_To do_
Every entry below must be repeated exactly; skip the pictures.
---------- Data to use
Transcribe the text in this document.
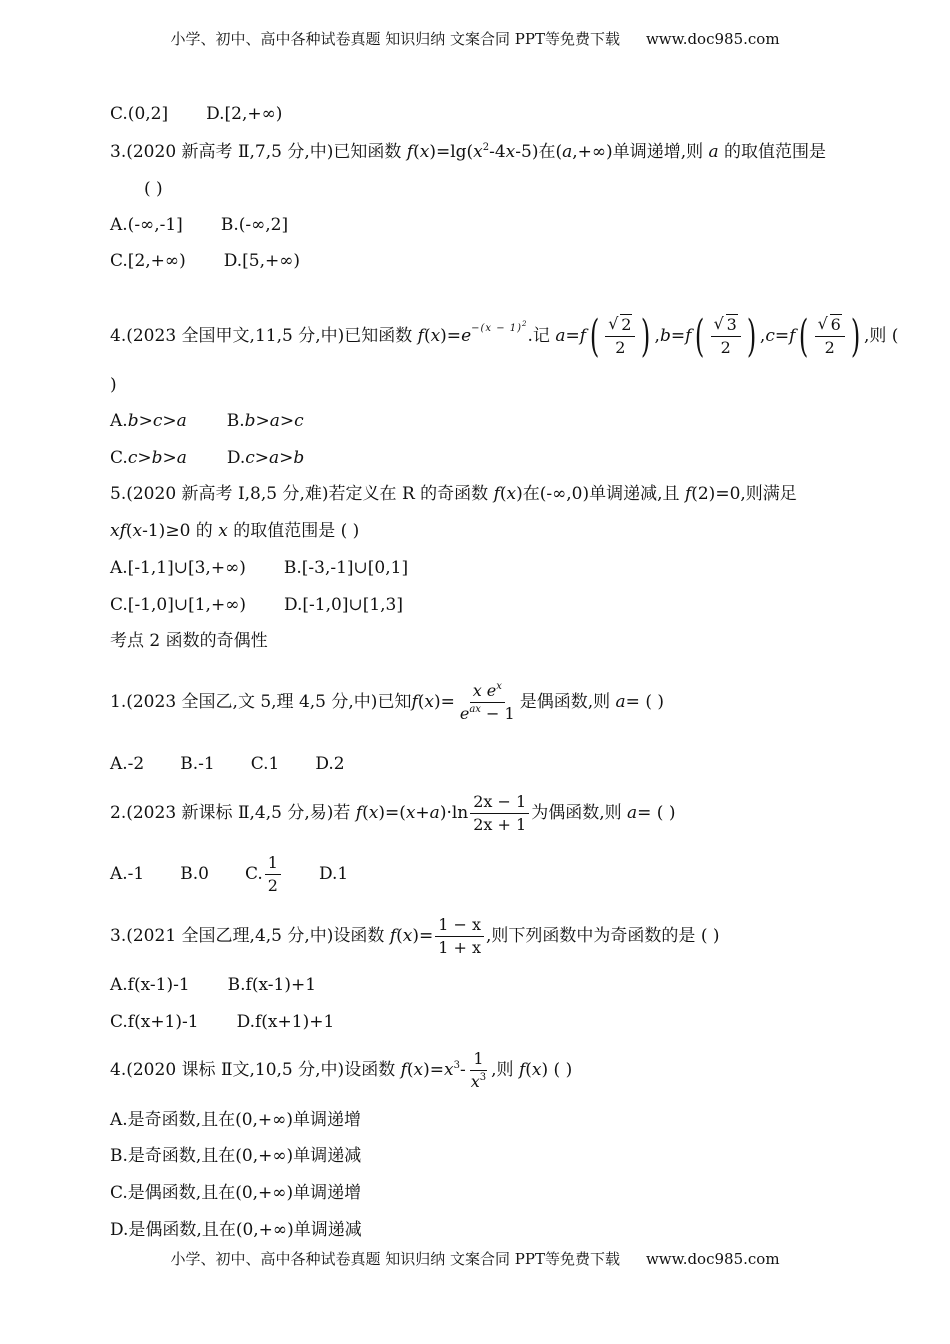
小学、初中、高中各种试卷真题 知识归纳 文案合同 PPT等免费下载 www.doc985.com
C.(0,2] D.[2,+∞)
3.(2020 新高考 Ⅱ,7,5 分,中)已知函数 $f(x)=\lg(x^2-4x-5)$在(a,+∞)单调递增,则 a 的取值范围是
( )
A.(-∞,-1] B.(-∞,2]
C.[2,+∞) D.[5,+∞)
4.(2023 全国甲文,11,5 分,中)已知函数 $f(x)=e^{-(x - 1)^2}$.记 $a=f( \frac{√ 2}{2}$ ) $,b=f( \frac{√ 3}{2}$ ) $,c=f( \frac{√ 6}{2}$ ) ,则 (
)
A.b>c>a B.b>a>c
C.c>b>a D.c>a>b
5.(2020 新高考 Ⅰ,8,5 分,难)若定义在 R 的奇函数 f(x)在(-∞,0)单调递减,且 f(2)=0,则满足
xf(x-1)≥0 的 x 的取值范围是 ( )
A.[-1,1]∪[3,+∞) B.[-3,-1]∪[0,1]
C.[-1,0]∪[1,+∞) D.[-1,0]∪[1,3]
考点 2 函数的奇偶性
1.(2023 全国乙,文 5,理 4,5 分,中)已知$f(x)= \frac{x e^x}{e^{ax} - 1}$ 是偶函数,则 a= ( )
A.-2 B.-1 C.1 D.2
2.(2023 新课标 Ⅱ,4,5 分,易)若 $f(x)=(x+a)\cdot\ln \frac{2x - 1}{2x + 1}$ 为偶函数,则 a= ( )
A.-1 B.0 C. $\frac{1}{2} D.1$
3.(2021 全国乙理,4,5 分,中)设函数 $f(x)= \frac{1 - x}{1 + x}$ ,则下列函数中为奇函数的是 ( )
A.f(x-1)-1 B.f(x-1)+1
C.f(x+1)-1 D.f(x+1)+1
4.(2020 课标 Ⅱ文,10,5 分,中)设函数 $f(x)=x^3- \frac{1}{x^3}$ ,则 f(x) ( )
A.是奇函数,且在(0,+∞)单调递增
B.是奇函数,且在(0,+∞)单调递减
C.是偶函数,且在(0,+∞)单调递增
D.是偶函数,且在(0,+∞)单调递减
小学、初中、高中各种试卷真题 知识归纳 文案合同 PPT等免费下载 www.doc985.com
--------------------
_Reply_
Transcribe the text in this document.
小学、初中、高中各种试卷真题 知识归纳 文案合同 PPT等免费下载 www.doc985.com
C.(0,2] D.[2,+∞)
3.(2020 新高考 Ⅱ,7,5 分,中)已知函数 $f(x)=\lg(x^2-4x-5)$在(a,+∞)单调递增,则 a 的取值范围是
( )
A.(-∞,-1] B.(-∞,2]
C.[2,+∞) D.[5,+∞)
4.(2023 全国甲文,11,5 分,中)已知函数 $f(x)=e^{-(x - 1)^2}$.记 $a=f( \frac{√ 2}{2}$ ) $,b=f( \frac{√ 3}{2}$ ) $,c=f( \frac{√ 6}{2}$ ) ,则 (
)
A.b>c>a B.b>a>c
C.c>b>a D.c>a>b
5.(2020 新高考 Ⅰ,8,5 分,难)若定义在 R 的奇函数 f(x)在(-∞,0)单调递减,且 f(2)=0,则满足
xf(x-1)≥0 的 x 的取值范围是 ( )
A.[-1,1]∪[3,+∞) B.[-3,-1]∪[0,1]
C.[-1,0]∪[1,+∞) D.[-1,0]∪[1,3]
考点 2 函数的奇偶性
1.(2023 全国乙,文 5,理 4,5 分,中)已知$f(x)= \frac{x e^x}{e^{ax} - 1}$ 是偶函数,则 a= ( )
A.-2 B.-1 C.1 D.2
2.(2023 新课标 Ⅱ,4,5 分,易)若 $f(x)=(x+a)\cdot\ln \frac{2x - 1}{2x + 1}$ 为偶函数,则 a= ( )
A.-1 B.0 C. $\frac{1}{2} D.1$
3.(2021 全国乙理,4,5 分,中)设函数 $f(x)= \frac{1 - x}{1 + x}$ ,则下列函数中为奇函数的是 ( )
A.f(x-1)-1 B.f(x-1)+1
C.f(x+1)-1 D.f(x+1)+1
4.(2020 课标 Ⅱ文,10,5 分,中)设函数 $f(x)=x^3- \frac{1}{x^3}$ ,则 f(x) ( )
A.是奇函数,且在(0,+∞)单调递增
B.是奇函数,且在(0,+∞)单调递减
C.是偶函数,且在(0,+∞)单调递增
D.是偶函数,且在(0,+∞)单调递减
小学、初中、高中各种试卷真题 知识归纳 文案合同 PPT等免费下载 www.doc985.com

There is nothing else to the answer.